> _Exercise goal_
Swap every "Programmes" in the records below for "Programs" and leave everything else unchanged. Leave the pictures out of your answer.

> _Data listing_
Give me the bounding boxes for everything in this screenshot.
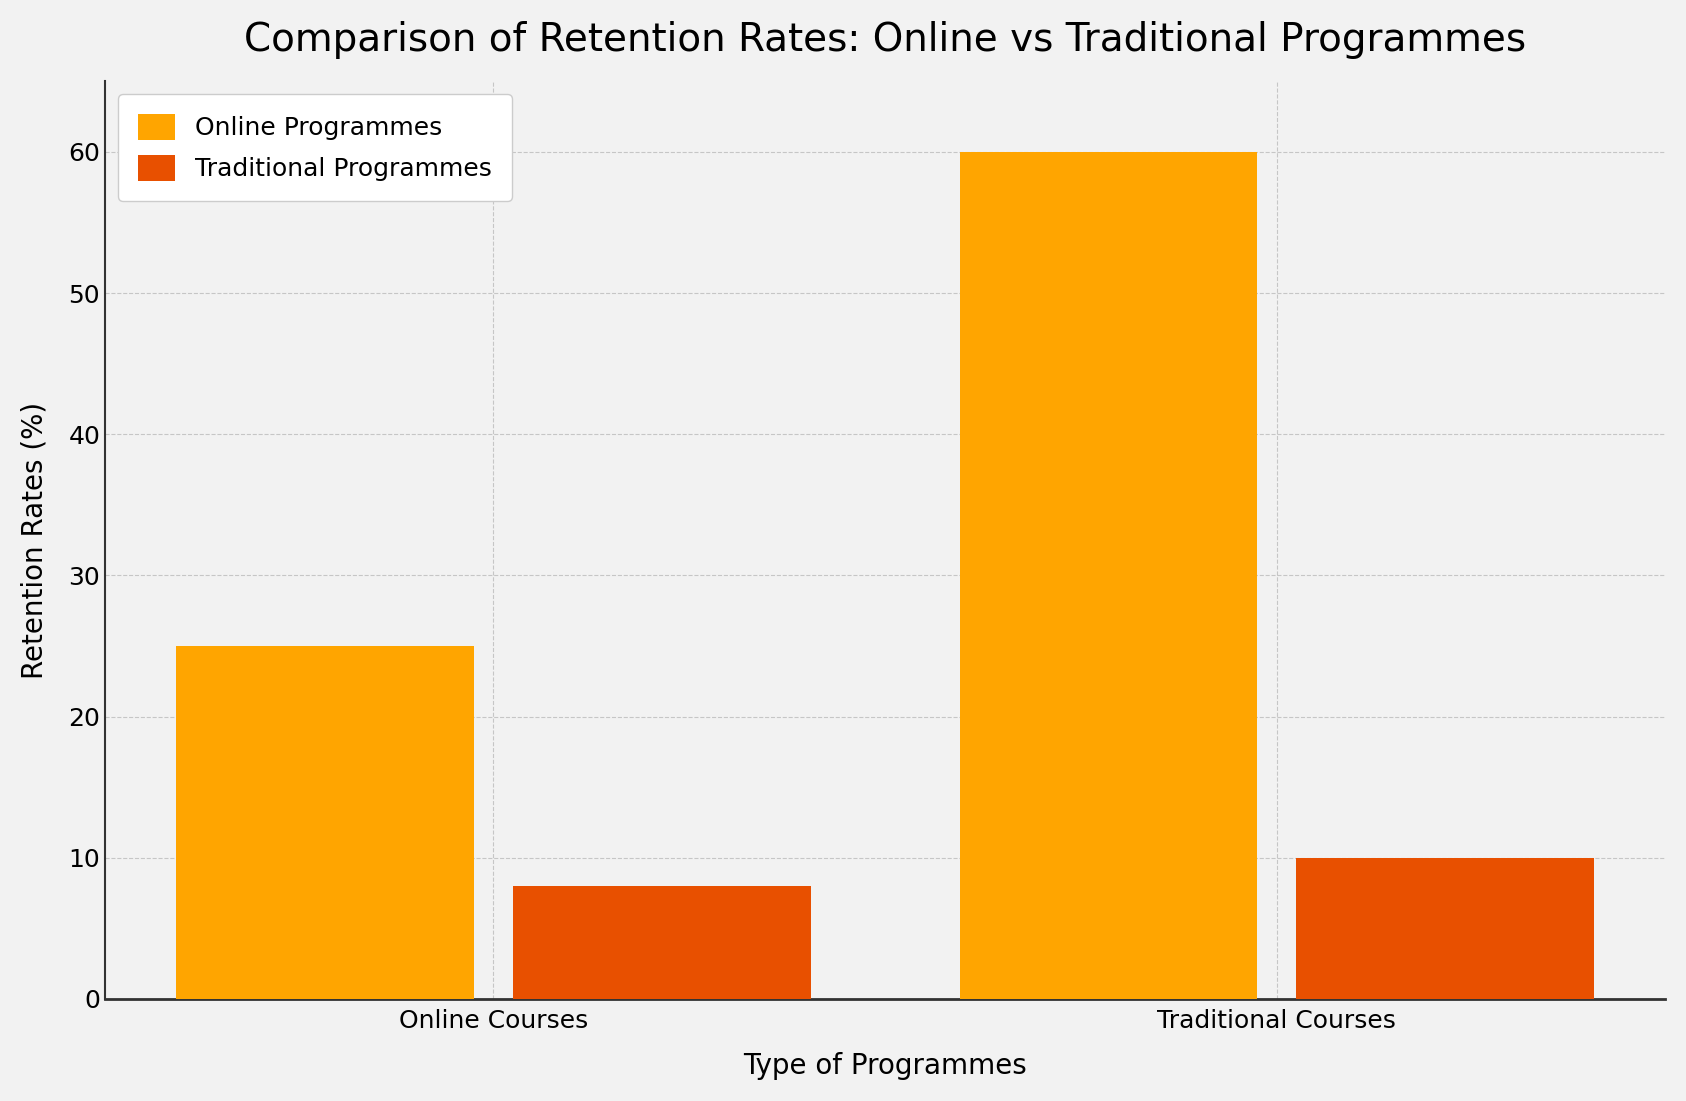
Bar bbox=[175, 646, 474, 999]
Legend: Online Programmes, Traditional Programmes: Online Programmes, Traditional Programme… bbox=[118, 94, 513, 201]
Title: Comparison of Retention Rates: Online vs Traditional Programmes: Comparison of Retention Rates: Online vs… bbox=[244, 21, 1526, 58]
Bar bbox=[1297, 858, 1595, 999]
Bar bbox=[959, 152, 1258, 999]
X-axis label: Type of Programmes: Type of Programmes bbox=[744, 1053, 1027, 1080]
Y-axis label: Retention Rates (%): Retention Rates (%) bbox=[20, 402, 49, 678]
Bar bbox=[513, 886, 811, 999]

> _Exercise output_
Give me the bounding boxes for everything in this screenshot.
Bar bbox=[175, 646, 474, 999]
Legend: Online Programs, Traditional Programs: Online Programs, Traditional Programme… bbox=[118, 94, 513, 201]
Title: Comparison of Retention Rates: Online vs Traditional Programs: Comparison of Retention Rates: Online vs… bbox=[244, 21, 1526, 58]
Bar bbox=[1297, 858, 1595, 999]
Bar bbox=[959, 152, 1258, 999]
X-axis label: Type of Programs: Type of Programs bbox=[744, 1053, 1027, 1080]
Y-axis label: Retention Rates (%): Retention Rates (%) bbox=[20, 402, 49, 678]
Bar bbox=[513, 886, 811, 999]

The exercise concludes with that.